_PROBLEM TO WORK ON_:
Extract the entries in their exact form.

━━━━━ DATA

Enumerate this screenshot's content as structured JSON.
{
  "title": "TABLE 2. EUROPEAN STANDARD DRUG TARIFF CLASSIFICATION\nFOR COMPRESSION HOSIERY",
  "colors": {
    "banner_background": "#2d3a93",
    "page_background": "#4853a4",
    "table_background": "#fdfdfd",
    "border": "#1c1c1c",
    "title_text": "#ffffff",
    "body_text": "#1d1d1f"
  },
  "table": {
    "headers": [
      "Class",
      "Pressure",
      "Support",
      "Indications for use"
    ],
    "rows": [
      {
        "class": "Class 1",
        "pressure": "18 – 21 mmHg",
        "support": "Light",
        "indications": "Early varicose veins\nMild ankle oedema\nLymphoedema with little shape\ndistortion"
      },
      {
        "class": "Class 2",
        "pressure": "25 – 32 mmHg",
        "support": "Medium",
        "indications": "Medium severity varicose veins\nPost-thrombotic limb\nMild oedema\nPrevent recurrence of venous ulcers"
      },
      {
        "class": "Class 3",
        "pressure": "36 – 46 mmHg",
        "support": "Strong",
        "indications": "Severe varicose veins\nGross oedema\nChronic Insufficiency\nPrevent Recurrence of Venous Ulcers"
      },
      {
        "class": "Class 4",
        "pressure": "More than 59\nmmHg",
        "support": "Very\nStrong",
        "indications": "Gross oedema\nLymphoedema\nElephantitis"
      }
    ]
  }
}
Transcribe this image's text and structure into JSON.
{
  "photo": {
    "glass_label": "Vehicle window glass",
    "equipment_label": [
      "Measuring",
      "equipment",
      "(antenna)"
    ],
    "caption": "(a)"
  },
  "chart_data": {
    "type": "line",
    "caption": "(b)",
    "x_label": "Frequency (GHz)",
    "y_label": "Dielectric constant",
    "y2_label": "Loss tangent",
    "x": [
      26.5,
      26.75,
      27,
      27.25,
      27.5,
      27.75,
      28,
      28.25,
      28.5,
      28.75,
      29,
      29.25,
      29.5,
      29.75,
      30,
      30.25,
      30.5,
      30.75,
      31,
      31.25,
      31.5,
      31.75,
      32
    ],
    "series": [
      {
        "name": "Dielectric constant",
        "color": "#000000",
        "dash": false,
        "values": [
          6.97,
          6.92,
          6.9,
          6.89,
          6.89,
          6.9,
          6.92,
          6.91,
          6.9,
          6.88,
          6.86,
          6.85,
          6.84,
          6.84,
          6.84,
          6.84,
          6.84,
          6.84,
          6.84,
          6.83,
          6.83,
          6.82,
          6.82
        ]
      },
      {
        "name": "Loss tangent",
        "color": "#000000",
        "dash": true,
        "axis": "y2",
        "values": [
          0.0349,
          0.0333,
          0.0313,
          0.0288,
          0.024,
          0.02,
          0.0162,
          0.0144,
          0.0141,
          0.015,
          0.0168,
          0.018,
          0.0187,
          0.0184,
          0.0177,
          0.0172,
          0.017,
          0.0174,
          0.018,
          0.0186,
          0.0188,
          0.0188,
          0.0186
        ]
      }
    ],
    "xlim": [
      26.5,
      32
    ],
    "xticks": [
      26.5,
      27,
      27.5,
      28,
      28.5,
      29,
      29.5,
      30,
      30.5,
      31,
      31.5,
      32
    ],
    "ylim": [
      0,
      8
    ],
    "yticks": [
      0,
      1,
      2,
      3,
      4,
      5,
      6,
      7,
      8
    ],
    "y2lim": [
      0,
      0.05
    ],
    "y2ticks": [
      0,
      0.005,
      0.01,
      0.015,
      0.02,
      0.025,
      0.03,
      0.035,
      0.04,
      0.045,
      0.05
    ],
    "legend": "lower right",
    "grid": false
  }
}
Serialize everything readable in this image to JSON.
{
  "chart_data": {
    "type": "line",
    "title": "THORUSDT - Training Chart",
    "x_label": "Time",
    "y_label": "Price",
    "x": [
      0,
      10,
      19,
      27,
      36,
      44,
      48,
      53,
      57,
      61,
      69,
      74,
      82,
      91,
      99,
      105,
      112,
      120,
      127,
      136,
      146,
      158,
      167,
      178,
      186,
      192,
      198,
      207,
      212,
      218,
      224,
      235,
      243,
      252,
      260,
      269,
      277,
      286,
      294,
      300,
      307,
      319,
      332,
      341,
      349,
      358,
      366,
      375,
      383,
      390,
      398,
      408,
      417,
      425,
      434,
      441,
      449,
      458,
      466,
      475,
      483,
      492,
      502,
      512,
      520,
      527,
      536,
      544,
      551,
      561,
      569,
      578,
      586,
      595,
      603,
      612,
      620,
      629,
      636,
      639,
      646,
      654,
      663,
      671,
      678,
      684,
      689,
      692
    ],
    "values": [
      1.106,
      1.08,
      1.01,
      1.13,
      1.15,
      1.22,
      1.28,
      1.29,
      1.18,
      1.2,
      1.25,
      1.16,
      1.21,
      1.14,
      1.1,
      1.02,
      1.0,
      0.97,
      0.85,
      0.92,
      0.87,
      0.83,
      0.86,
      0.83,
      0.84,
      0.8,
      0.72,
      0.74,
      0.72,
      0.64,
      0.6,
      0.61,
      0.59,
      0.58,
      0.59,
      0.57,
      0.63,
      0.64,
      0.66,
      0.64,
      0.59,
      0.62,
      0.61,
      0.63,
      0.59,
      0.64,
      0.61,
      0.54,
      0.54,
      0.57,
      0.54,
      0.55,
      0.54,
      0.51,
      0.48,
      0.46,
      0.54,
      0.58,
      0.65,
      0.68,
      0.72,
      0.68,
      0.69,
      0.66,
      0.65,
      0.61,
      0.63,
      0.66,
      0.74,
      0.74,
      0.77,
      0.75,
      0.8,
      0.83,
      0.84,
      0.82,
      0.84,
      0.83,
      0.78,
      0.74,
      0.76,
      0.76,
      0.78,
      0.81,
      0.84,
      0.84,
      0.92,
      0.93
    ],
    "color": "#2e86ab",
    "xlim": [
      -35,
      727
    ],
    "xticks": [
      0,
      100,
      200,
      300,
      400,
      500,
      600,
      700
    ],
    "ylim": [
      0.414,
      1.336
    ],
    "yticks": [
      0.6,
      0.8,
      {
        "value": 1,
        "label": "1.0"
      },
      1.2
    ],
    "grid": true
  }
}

━━━━━━━━━━

_ANSWER TO THIS TASK_:
Enumerate this screenshot's content as structured JSON.
{
  "title": "TABLE 2. EUROPEAN STANDARD DRUG TARIFF CLASSIFICATION\nFOR COMPRESSION HOSIERY",
  "colors": {
    "banner_background": "#2d3a93",
    "page_background": "#4853a4",
    "table_background": "#fdfdfd",
    "border": "#1c1c1c",
    "title_text": "#ffffff",
    "body_text": "#1d1d1f"
  },
  "table": {
    "headers": [
      "Class",
      "Pressure",
      "Support",
      "Indications for use"
    ],
    "rows": [
      {
        "class": "Class 1",
        "pressure": "18 – 21 mmHg",
        "support": "Light",
        "indications": "Early varicose veins\nMild ankle oedema\nLymphoedema with little shape\ndistortion"
      },
      {
        "class": "Class 2",
        "pressure": "25 – 32 mmHg",
        "support": "Medium",
        "indications": "Medium severity varicose veins\nPost-thrombotic limb\nMild oedema\nPrevent recurrence of venous ulcers"
      },
      {
        "class": "Class 3",
        "pressure": "36 – 46 mmHg",
        "support": "Strong",
        "indications": "Severe varicose veins\nGross oedema\nChronic Insufficiency\nPrevent Recurrence of Venous Ulcers"
      },
      {
        "class": "Class 4",
        "pressure": "More than 59\nmmHg",
        "support": "Very\nStrong",
        "indications": "Gross oedema\nLymphoedema\nElephantitis"
      }
    ]
  }
}
Transcribe this image's text and structure into JSON.
{
  "photo": {
    "glass_label": "Vehicle window glass",
    "equipment_label": [
      "Measuring",
      "equipment",
      "(antenna)"
    ],
    "caption": "(a)"
  },
  "chart_data": {
    "type": "line",
    "caption": "(b)",
    "x_label": "Frequency (GHz)",
    "y_label": "Dielectric constant",
    "y2_label": "Loss tangent",
    "x": [
      26.5,
      26.75,
      27,
      27.25,
      27.5,
      27.75,
      28,
      28.25,
      28.5,
      28.75,
      29,
      29.25,
      29.5,
      29.75,
      30,
      30.25,
      30.5,
      30.75,
      31,
      31.25,
      31.5,
      31.75,
      32
    ],
    "series": [
      {
        "name": "Dielectric constant",
        "color": "#000000",
        "dash": false,
        "values": [
          6.97,
          6.92,
          6.9,
          6.89,
          6.89,
          6.9,
          6.92,
          6.91,
          6.9,
          6.88,
          6.86,
          6.85,
          6.84,
          6.84,
          6.84,
          6.84,
          6.84,
          6.84,
          6.84,
          6.83,
          6.83,
          6.82,
          6.82
        ]
      },
      {
        "name": "Loss tangent",
        "color": "#000000",
        "dash": true,
        "axis": "y2",
        "values": [
          0.0349,
          0.0333,
          0.0313,
          0.0288,
          0.024,
          0.02,
          0.0162,
          0.0144,
          0.0141,
          0.015,
          0.0168,
          0.018,
          0.0187,
          0.0184,
          0.0177,
          0.0172,
          0.017,
          0.0174,
          0.018,
          0.0186,
          0.0188,
          0.0188,
          0.0186
        ]
      }
    ],
    "xlim": [
      26.5,
      32
    ],
    "xticks": [
      26.5,
      27,
      27.5,
      28,
      28.5,
      29,
      29.5,
      30,
      30.5,
      31,
      31.5,
      32
    ],
    "ylim": [
      0,
      8
    ],
    "yticks": [
      0,
      1,
      2,
      3,
      4,
      5,
      6,
      7,
      8
    ],
    "y2lim": [
      0,
      0.05
    ],
    "y2ticks": [
      0,
      0.005,
      0.01,
      0.015,
      0.02,
      0.025,
      0.03,
      0.035,
      0.04,
      0.045,
      0.05
    ],
    "legend": "lower right",
    "grid": false
  }
}
Serialize everything readable in this image to JSON.
{
  "chart_data": {
    "type": "line",
    "title": "THORUSDT - Training Chart",
    "x_label": "Time",
    "y_label": "Price",
    "x": [
      0,
      10,
      19,
      27,
      36,
      44,
      48,
      53,
      57,
      61,
      69,
      74,
      82,
      91,
      99,
      105,
      112,
      120,
      127,
      136,
      146,
      158,
      167,
      178,
      186,
      192,
      198,
      207,
      212,
      218,
      224,
      235,
      243,
      252,
      260,
      269,
      277,
      286,
      294,
      300,
      307,
      319,
      332,
      341,
      349,
      358,
      366,
      375,
      383,
      390,
      398,
      408,
      417,
      425,
      434,
      441,
      449,
      458,
      466,
      475,
      483,
      492,
      502,
      512,
      520,
      527,
      536,
      544,
      551,
      561,
      569,
      578,
      586,
      595,
      603,
      612,
      620,
      629,
      636,
      639,
      646,
      654,
      663,
      671,
      678,
      684,
      689,
      692
    ],
    "values": [
      1.106,
      1.08,
      1.01,
      1.13,
      1.15,
      1.22,
      1.28,
      1.29,
      1.18,
      1.2,
      1.25,
      1.16,
      1.21,
      1.14,
      1.1,
      1.02,
      1.0,
      0.97,
      0.85,
      0.92,
      0.87,
      0.83,
      0.86,
      0.83,
      0.84,
      0.8,
      0.72,
      0.74,
      0.72,
      0.64,
      0.6,
      0.61,
      0.59,
      0.58,
      0.59,
      0.57,
      0.63,
      0.64,
      0.66,
      0.64,
      0.59,
      0.62,
      0.61,
      0.63,
      0.59,
      0.64,
      0.61,
      0.54,
      0.54,
      0.57,
      0.54,
      0.55,
      0.54,
      0.51,
      0.48,
      0.46,
      0.54,
      0.58,
      0.65,
      0.68,
      0.72,
      0.68,
      0.69,
      0.66,
      0.65,
      0.61,
      0.63,
      0.66,
      0.74,
      0.74,
      0.77,
      0.75,
      0.8,
      0.83,
      0.84,
      0.82,
      0.84,
      0.83,
      0.78,
      0.74,
      0.76,
      0.76,
      0.78,
      0.81,
      0.84,
      0.84,
      0.92,
      0.93
    ],
    "color": "#2e86ab",
    "xlim": [
      -35,
      727
    ],
    "xticks": [
      0,
      100,
      200,
      300,
      400,
      500,
      600,
      700
    ],
    "ylim": [
      0.414,
      1.336
    ],
    "yticks": [
      0.6,
      0.8,
      {
        "value": 1,
        "label": "1.0"
      },
      1.2
    ],
    "grid": true
  }
}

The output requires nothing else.